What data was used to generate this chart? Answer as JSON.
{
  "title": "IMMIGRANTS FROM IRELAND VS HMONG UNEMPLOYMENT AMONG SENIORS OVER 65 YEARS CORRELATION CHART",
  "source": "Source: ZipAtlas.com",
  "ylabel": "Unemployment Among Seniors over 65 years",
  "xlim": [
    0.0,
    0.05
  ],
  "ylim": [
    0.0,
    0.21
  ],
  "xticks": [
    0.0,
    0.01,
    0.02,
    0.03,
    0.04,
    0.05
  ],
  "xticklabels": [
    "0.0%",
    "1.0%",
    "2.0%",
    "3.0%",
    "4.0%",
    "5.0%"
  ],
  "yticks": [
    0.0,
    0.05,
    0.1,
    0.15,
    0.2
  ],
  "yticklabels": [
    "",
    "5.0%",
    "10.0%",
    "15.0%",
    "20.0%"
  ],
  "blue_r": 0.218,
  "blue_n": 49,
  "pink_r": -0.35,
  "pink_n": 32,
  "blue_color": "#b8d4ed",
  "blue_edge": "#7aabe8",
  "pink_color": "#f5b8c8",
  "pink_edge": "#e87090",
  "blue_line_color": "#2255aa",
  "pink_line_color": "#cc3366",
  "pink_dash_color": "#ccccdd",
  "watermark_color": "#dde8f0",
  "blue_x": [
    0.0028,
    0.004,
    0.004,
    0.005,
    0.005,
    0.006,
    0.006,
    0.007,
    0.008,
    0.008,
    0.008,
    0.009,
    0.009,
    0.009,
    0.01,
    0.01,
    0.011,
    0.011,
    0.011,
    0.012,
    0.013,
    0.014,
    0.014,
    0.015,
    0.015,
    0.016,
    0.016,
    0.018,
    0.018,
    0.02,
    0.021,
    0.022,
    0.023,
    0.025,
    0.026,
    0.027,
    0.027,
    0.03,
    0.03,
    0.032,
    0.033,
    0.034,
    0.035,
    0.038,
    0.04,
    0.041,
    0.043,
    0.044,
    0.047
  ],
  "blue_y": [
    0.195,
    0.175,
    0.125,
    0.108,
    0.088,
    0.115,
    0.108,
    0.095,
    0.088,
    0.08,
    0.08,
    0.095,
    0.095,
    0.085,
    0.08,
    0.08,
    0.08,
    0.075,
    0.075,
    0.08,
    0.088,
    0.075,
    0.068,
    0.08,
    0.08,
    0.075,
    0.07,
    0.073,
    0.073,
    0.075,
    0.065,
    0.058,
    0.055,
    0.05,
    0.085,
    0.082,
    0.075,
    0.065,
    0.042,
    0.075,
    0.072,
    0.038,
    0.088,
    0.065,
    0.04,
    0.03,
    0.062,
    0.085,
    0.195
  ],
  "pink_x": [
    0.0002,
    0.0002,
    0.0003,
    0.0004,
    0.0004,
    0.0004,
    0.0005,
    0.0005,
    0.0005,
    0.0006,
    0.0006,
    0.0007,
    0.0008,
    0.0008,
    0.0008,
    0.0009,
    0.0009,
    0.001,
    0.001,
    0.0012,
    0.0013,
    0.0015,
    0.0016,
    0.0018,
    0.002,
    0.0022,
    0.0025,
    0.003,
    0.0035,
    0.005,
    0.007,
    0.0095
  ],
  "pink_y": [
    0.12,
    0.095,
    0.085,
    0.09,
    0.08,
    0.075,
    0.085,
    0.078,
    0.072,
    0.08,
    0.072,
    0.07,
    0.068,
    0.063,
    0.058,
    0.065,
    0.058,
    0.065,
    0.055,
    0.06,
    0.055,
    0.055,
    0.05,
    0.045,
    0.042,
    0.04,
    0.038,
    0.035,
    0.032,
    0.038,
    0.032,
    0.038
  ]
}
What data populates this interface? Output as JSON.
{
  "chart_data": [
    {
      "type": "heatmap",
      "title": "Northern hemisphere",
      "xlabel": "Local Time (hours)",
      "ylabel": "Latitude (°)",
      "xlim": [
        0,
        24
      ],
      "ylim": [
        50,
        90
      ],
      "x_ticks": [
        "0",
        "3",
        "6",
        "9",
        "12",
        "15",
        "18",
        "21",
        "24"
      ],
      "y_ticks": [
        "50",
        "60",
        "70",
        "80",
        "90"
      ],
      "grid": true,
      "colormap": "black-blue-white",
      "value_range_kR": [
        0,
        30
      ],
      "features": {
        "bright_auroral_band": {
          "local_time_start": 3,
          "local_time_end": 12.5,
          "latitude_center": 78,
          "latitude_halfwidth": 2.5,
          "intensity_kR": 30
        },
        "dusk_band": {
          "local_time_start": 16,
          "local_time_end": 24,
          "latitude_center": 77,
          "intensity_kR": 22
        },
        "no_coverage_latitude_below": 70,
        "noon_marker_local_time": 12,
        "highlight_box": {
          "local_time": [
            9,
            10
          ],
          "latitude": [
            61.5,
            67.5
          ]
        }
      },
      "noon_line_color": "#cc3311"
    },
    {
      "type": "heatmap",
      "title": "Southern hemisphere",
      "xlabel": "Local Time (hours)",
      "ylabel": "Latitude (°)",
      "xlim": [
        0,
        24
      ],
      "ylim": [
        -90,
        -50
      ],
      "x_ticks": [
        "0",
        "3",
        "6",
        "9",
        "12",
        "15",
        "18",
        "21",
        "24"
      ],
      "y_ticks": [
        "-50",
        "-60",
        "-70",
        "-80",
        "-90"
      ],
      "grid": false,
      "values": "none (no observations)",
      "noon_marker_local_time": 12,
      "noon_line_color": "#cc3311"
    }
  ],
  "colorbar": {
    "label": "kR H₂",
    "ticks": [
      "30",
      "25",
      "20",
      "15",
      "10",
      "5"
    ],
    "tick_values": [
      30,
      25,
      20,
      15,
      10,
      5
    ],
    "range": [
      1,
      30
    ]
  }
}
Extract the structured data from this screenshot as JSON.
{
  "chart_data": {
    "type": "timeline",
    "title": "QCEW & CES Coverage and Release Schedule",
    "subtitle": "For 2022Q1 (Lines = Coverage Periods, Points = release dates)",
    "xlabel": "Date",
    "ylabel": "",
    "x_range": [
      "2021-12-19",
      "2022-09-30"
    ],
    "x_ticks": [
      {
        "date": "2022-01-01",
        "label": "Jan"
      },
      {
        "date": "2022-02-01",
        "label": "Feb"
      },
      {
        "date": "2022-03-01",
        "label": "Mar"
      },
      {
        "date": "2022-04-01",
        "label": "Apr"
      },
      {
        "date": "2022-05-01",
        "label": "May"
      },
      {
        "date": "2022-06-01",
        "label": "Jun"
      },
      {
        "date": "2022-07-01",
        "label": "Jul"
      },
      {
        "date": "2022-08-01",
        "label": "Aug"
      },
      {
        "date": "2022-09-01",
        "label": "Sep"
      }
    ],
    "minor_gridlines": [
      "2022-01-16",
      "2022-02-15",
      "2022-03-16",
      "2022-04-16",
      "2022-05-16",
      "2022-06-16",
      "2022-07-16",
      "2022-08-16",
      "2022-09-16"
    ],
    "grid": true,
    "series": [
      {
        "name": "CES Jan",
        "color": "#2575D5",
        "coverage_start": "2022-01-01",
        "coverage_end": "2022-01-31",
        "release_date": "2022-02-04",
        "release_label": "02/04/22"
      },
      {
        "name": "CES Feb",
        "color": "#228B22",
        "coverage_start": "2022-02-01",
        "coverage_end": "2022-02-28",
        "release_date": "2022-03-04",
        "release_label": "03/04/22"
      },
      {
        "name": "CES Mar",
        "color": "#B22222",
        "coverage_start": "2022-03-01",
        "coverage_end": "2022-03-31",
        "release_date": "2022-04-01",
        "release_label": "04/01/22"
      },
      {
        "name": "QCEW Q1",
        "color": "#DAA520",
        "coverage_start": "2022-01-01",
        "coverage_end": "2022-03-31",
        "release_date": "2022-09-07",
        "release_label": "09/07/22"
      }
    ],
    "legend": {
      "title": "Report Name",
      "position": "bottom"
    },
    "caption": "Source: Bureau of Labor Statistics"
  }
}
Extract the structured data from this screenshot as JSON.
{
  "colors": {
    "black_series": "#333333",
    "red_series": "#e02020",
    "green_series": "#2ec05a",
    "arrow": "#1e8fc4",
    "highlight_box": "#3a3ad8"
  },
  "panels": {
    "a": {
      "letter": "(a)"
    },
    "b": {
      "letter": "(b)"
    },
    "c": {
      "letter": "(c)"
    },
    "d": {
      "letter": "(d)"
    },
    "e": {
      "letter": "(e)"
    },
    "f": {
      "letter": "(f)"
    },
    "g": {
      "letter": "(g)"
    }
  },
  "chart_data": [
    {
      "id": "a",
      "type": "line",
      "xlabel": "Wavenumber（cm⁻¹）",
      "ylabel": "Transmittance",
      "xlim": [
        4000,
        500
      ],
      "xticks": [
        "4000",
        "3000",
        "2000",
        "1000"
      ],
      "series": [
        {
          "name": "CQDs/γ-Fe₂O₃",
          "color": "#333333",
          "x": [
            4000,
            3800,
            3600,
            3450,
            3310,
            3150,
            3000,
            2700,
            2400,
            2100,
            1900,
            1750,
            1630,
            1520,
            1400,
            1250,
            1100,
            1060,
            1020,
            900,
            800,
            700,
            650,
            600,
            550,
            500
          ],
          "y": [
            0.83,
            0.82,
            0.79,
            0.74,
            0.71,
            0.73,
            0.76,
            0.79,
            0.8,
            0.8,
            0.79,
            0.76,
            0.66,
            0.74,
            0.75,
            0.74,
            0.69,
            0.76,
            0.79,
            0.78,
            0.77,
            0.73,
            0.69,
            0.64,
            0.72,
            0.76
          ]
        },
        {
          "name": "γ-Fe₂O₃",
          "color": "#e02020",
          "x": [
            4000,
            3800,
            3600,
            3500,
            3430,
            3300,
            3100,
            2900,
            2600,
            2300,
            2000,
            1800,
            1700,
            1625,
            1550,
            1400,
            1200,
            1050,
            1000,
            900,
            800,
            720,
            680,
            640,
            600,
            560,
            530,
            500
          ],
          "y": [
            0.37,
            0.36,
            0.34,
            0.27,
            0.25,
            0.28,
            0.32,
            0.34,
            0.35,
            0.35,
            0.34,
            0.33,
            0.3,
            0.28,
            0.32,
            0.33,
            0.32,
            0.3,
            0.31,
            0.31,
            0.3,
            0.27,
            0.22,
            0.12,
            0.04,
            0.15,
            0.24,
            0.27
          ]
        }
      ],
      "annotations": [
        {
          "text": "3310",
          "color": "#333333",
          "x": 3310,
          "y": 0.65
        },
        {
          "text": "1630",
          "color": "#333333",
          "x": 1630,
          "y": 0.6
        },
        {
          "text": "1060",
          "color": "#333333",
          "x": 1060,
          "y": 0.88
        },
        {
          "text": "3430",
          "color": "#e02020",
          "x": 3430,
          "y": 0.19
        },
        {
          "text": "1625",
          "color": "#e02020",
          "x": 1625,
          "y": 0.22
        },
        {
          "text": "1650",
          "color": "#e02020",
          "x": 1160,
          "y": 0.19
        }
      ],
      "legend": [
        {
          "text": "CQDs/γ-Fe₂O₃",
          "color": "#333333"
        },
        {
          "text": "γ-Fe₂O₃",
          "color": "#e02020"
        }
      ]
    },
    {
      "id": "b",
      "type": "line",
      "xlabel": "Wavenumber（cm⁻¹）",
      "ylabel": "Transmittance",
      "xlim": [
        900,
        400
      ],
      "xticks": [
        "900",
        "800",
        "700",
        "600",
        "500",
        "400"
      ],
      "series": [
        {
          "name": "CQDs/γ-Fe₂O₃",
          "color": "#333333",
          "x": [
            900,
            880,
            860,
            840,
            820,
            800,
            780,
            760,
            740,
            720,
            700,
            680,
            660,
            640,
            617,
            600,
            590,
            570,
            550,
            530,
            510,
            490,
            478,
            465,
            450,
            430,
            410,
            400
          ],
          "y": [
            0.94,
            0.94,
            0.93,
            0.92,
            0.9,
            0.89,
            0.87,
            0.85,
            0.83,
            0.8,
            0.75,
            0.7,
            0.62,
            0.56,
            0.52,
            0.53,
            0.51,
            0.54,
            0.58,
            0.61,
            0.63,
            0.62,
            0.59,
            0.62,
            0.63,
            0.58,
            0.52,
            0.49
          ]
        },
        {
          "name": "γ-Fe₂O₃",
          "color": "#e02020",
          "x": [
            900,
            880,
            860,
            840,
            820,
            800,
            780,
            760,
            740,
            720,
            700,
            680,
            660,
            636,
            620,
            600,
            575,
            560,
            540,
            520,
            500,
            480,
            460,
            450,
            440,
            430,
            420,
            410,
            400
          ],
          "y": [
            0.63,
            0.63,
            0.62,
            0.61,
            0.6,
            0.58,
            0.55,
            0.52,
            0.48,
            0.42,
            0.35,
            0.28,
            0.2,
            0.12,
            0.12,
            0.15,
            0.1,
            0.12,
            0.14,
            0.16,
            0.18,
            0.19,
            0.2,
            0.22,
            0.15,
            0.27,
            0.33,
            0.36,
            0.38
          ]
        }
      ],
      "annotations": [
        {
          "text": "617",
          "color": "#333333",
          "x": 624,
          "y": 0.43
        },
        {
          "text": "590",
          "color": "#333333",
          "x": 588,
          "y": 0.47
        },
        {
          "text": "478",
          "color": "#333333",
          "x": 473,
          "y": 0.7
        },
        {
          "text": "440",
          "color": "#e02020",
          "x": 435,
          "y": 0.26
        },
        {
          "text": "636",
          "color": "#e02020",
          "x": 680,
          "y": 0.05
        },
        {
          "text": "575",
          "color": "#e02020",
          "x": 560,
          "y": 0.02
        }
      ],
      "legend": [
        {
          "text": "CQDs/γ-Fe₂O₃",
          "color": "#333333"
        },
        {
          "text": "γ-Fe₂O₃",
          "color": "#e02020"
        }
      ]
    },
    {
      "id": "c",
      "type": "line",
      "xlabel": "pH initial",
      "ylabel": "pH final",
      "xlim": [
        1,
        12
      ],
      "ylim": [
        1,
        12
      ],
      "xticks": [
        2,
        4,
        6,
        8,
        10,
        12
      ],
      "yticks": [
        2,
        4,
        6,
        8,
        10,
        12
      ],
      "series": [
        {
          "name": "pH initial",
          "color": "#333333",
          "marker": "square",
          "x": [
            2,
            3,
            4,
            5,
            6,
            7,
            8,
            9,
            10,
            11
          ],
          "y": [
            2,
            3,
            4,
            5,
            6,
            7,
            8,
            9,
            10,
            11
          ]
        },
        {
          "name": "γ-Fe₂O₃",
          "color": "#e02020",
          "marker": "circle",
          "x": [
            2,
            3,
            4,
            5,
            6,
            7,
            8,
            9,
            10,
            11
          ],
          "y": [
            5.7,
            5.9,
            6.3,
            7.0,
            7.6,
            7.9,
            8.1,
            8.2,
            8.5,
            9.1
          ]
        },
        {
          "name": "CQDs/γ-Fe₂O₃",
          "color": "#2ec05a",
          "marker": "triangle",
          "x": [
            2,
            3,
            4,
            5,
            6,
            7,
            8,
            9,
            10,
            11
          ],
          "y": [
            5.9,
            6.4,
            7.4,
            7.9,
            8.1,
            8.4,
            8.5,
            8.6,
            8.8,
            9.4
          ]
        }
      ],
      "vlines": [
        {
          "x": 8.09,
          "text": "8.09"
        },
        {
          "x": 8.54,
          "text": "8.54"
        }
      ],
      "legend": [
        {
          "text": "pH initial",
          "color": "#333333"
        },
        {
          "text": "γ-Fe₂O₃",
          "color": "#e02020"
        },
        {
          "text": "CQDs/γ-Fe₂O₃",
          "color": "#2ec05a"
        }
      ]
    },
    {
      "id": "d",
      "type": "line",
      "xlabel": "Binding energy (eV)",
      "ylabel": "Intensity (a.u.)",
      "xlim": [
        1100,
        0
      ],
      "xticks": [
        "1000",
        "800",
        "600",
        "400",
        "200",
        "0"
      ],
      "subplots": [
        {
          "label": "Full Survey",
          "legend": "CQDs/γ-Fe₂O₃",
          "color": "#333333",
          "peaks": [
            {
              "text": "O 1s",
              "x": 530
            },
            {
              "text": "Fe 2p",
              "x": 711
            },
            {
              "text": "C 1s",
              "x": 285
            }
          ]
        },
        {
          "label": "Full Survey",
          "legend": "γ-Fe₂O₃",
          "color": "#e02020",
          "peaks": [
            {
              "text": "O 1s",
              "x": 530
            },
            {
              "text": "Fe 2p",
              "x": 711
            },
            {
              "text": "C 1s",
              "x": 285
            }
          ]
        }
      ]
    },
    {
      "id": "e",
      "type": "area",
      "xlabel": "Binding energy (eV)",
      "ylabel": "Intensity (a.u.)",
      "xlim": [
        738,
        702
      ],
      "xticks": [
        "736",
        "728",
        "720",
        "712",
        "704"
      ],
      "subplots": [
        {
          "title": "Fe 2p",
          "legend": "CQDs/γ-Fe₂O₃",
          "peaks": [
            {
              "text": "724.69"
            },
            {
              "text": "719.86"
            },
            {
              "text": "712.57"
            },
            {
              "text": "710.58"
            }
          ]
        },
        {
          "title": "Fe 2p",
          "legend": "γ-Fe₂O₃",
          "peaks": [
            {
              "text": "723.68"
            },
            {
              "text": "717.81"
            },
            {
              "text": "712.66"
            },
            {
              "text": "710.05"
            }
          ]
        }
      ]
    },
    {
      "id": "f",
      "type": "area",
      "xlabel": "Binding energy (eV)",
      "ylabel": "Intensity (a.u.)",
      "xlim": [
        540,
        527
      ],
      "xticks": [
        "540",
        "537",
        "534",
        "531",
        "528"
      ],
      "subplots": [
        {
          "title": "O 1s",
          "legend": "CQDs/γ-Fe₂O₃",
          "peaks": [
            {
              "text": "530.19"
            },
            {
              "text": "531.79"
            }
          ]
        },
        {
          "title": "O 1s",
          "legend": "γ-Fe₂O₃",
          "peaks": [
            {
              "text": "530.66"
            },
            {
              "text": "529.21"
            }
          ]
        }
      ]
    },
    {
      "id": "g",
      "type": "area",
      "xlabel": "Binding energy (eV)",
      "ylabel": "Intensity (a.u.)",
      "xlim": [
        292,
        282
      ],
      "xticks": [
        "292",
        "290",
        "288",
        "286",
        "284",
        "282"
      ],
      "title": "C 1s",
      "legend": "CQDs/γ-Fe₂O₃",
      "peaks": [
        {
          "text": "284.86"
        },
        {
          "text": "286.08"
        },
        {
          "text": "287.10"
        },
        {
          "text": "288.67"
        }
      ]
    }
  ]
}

WRITTEN INSTRUCTION:
Gather and return every line that holds the string "JSON".

TASK ANSWER:
What data was used to generate this chart? Answer as JSON.
What data populates this interface? Output as JSON.
Extract the structured data from this screenshot as JSON.
Extract the structured data from this screenshot as JSON.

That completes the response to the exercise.